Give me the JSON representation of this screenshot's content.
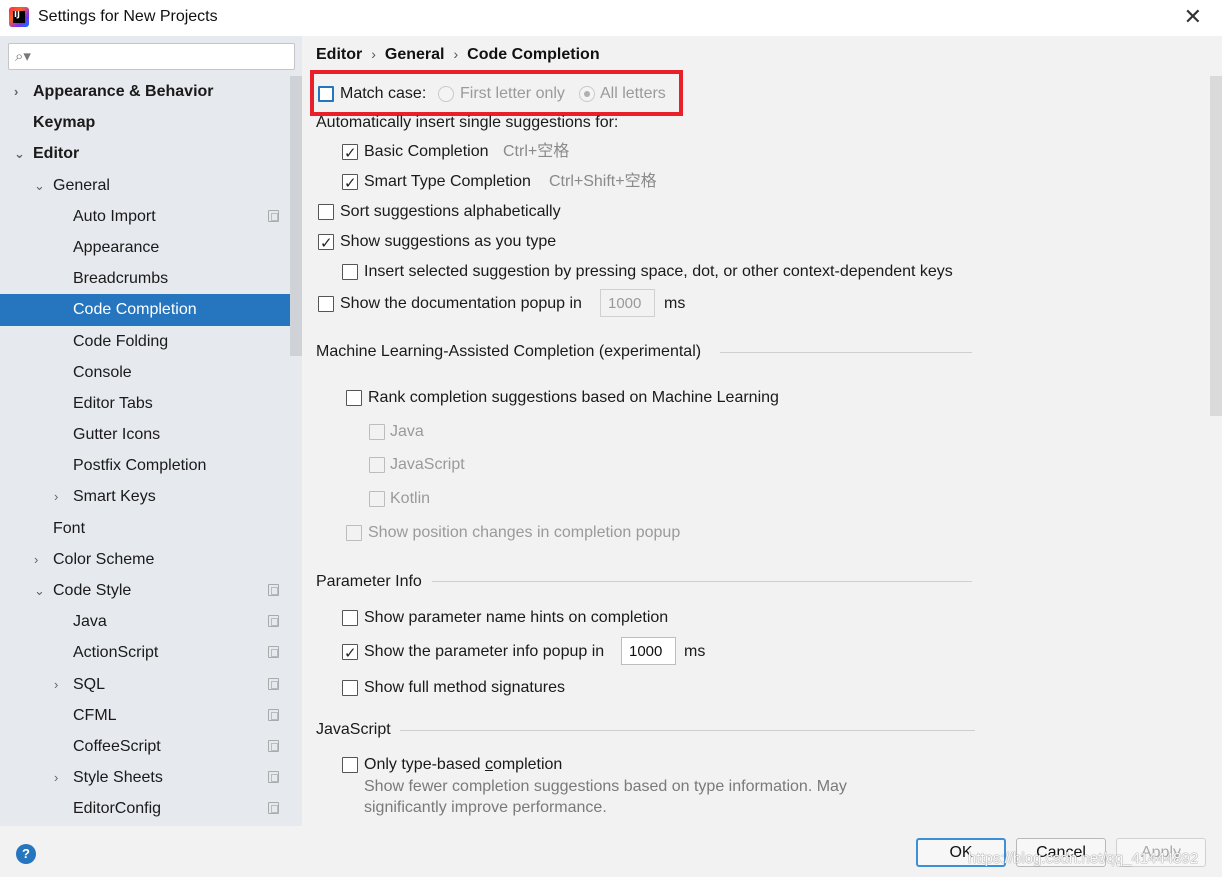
{
  "window": {
    "title": "Settings for New Projects",
    "close_glyph": "✕"
  },
  "search": {
    "glyph": "⌕▾",
    "placeholder": ""
  },
  "sidebar": {
    "items": [
      {
        "label": "Appearance & Behavior",
        "chevron": "›",
        "bold": true
      },
      {
        "label": "Keymap",
        "bold": true
      },
      {
        "label": "Editor",
        "chevron": "⌄",
        "bold": true
      },
      {
        "label": "General",
        "chevron": "⌄"
      },
      {
        "label": "Auto Import",
        "copy_icon": true
      },
      {
        "label": "Appearance"
      },
      {
        "label": "Breadcrumbs"
      },
      {
        "label": "Code Completion",
        "selected": true
      },
      {
        "label": "Code Folding"
      },
      {
        "label": "Console"
      },
      {
        "label": "Editor Tabs"
      },
      {
        "label": "Gutter Icons"
      },
      {
        "label": "Postfix Completion"
      },
      {
        "label": "Smart Keys",
        "chevron": "›"
      },
      {
        "label": "Font"
      },
      {
        "label": "Color Scheme",
        "chevron": "›"
      },
      {
        "label": "Code Style",
        "chevron": "⌄",
        "copy_icon": true
      },
      {
        "label": "Java",
        "copy_icon": true
      },
      {
        "label": "ActionScript",
        "copy_icon": true
      },
      {
        "label": "SQL",
        "chevron": "›",
        "copy_icon": true
      },
      {
        "label": "CFML",
        "copy_icon": true
      },
      {
        "label": "CoffeeScript",
        "copy_icon": true
      },
      {
        "label": "Style Sheets",
        "chevron": "›",
        "copy_icon": true
      },
      {
        "label": "EditorConfig",
        "copy_icon": true
      }
    ]
  },
  "breadcrumb": {
    "items": [
      "Editor",
      "General",
      "Code Completion"
    ],
    "separator": "›"
  },
  "match_case": {
    "label": "Match case:",
    "checked": false,
    "first_letter": "First letter only",
    "all_letters": "All letters",
    "selected": "All letters"
  },
  "auto_insert": {
    "title": "Automatically insert single suggestions for:",
    "basic": {
      "label": "Basic Completion",
      "shortcut": "Ctrl+空格",
      "checked": true
    },
    "smart": {
      "label": "Smart Type Completion",
      "shortcut": "Ctrl+Shift+空格",
      "checked": true
    }
  },
  "sort_alpha": {
    "label": "Sort suggestions alphabetically",
    "checked": false
  },
  "show_as_type": {
    "label": "Show suggestions as you type",
    "checked": true
  },
  "insert_selected": {
    "label": "Insert selected suggestion by pressing space, dot, or other context-dependent keys",
    "checked": false
  },
  "doc_popup": {
    "label": "Show the documentation popup in",
    "value": "1000",
    "unit": "ms",
    "checked": false
  },
  "ml": {
    "title": "Machine Learning-Assisted Completion (experimental)",
    "rank": {
      "label": "Rank completion suggestions based on Machine Learning",
      "checked": false
    },
    "languages": [
      "Java",
      "JavaScript",
      "Kotlin"
    ],
    "position": {
      "label": "Show position changes in completion popup",
      "checked": false
    }
  },
  "param_info": {
    "title": "Parameter Info",
    "name_hints": {
      "label": "Show parameter name hints on completion",
      "checked": false
    },
    "info_popup": {
      "label": "Show the parameter info popup in",
      "value": "1000",
      "unit": "ms",
      "checked": true
    },
    "full_sig": {
      "label": "Show full method signatures",
      "checked": false
    }
  },
  "javascript": {
    "title": "JavaScript",
    "type_based_pre": "Only type-based ",
    "type_based_u": "c",
    "type_based_post": "ompletion",
    "checked": false,
    "description": "Show fewer completion suggestions based on type information. May significantly improve performance."
  },
  "footer": {
    "help": "?",
    "ok": "OK",
    "cancel": "Cancel",
    "apply": "Apply",
    "watermark": "https://blog.csdn.net/qq_41444892"
  },
  "colors": {
    "accent": "#2675bf",
    "highlight_box": "#e8202a",
    "sidebar_bg": "#e6e9ee"
  }
}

____________________

• **Work required**
All the records above need to be given again word for word. Skip the pictures.

• **Full response**
Give me the JSON representation of this screenshot's content.
{
  "window": {
    "title": "Settings for New Projects",
    "close_glyph": "✕"
  },
  "search": {
    "glyph": "⌕▾",
    "placeholder": ""
  },
  "sidebar": {
    "items": [
      {
        "label": "Appearance & Behavior",
        "chevron": "›",
        "bold": true
      },
      {
        "label": "Keymap",
        "bold": true
      },
      {
        "label": "Editor",
        "chevron": "⌄",
        "bold": true
      },
      {
        "label": "General",
        "chevron": "⌄"
      },
      {
        "label": "Auto Import",
        "copy_icon": true
      },
      {
        "label": "Appearance"
      },
      {
        "label": "Breadcrumbs"
      },
      {
        "label": "Code Completion",
        "selected": true
      },
      {
        "label": "Code Folding"
      },
      {
        "label": "Console"
      },
      {
        "label": "Editor Tabs"
      },
      {
        "label": "Gutter Icons"
      },
      {
        "label": "Postfix Completion"
      },
      {
        "label": "Smart Keys",
        "chevron": "›"
      },
      {
        "label": "Font"
      },
      {
        "label": "Color Scheme",
        "chevron": "›"
      },
      {
        "label": "Code Style",
        "chevron": "⌄",
        "copy_icon": true
      },
      {
        "label": "Java",
        "copy_icon": true
      },
      {
        "label": "ActionScript",
        "copy_icon": true
      },
      {
        "label": "SQL",
        "chevron": "›",
        "copy_icon": true
      },
      {
        "label": "CFML",
        "copy_icon": true
      },
      {
        "label": "CoffeeScript",
        "copy_icon": true
      },
      {
        "label": "Style Sheets",
        "chevron": "›",
        "copy_icon": true
      },
      {
        "label": "EditorConfig",
        "copy_icon": true
      }
    ]
  },
  "breadcrumb": {
    "items": [
      "Editor",
      "General",
      "Code Completion"
    ],
    "separator": "›"
  },
  "match_case": {
    "label": "Match case:",
    "checked": false,
    "first_letter": "First letter only",
    "all_letters": "All letters",
    "selected": "All letters"
  },
  "auto_insert": {
    "title": "Automatically insert single suggestions for:",
    "basic": {
      "label": "Basic Completion",
      "shortcut": "Ctrl+空格",
      "checked": true
    },
    "smart": {
      "label": "Smart Type Completion",
      "shortcut": "Ctrl+Shift+空格",
      "checked": true
    }
  },
  "sort_alpha": {
    "label": "Sort suggestions alphabetically",
    "checked": false
  },
  "show_as_type": {
    "label": "Show suggestions as you type",
    "checked": true
  },
  "insert_selected": {
    "label": "Insert selected suggestion by pressing space, dot, or other context-dependent keys",
    "checked": false
  },
  "doc_popup": {
    "label": "Show the documentation popup in",
    "value": "1000",
    "unit": "ms",
    "checked": false
  },
  "ml": {
    "title": "Machine Learning-Assisted Completion (experimental)",
    "rank": {
      "label": "Rank completion suggestions based on Machine Learning",
      "checked": false
    },
    "languages": [
      "Java",
      "JavaScript",
      "Kotlin"
    ],
    "position": {
      "label": "Show position changes in completion popup",
      "checked": false
    }
  },
  "param_info": {
    "title": "Parameter Info",
    "name_hints": {
      "label": "Show parameter name hints on completion",
      "checked": false
    },
    "info_popup": {
      "label": "Show the parameter info popup in",
      "value": "1000",
      "unit": "ms",
      "checked": true
    },
    "full_sig": {
      "label": "Show full method signatures",
      "checked": false
    }
  },
  "javascript": {
    "title": "JavaScript",
    "type_based_pre": "Only type-based ",
    "type_based_u": "c",
    "type_based_post": "ompletion",
    "checked": false,
    "description": "Show fewer completion suggestions based on type information. May significantly improve performance."
  },
  "footer": {
    "help": "?",
    "ok": "OK",
    "cancel": "Cancel",
    "apply": "Apply",
    "watermark": "https://blog.csdn.net/qq_41444892"
  },
  "colors": {
    "accent": "#2675bf",
    "highlight_box": "#e8202a",
    "sidebar_bg": "#e6e9ee"
  }
}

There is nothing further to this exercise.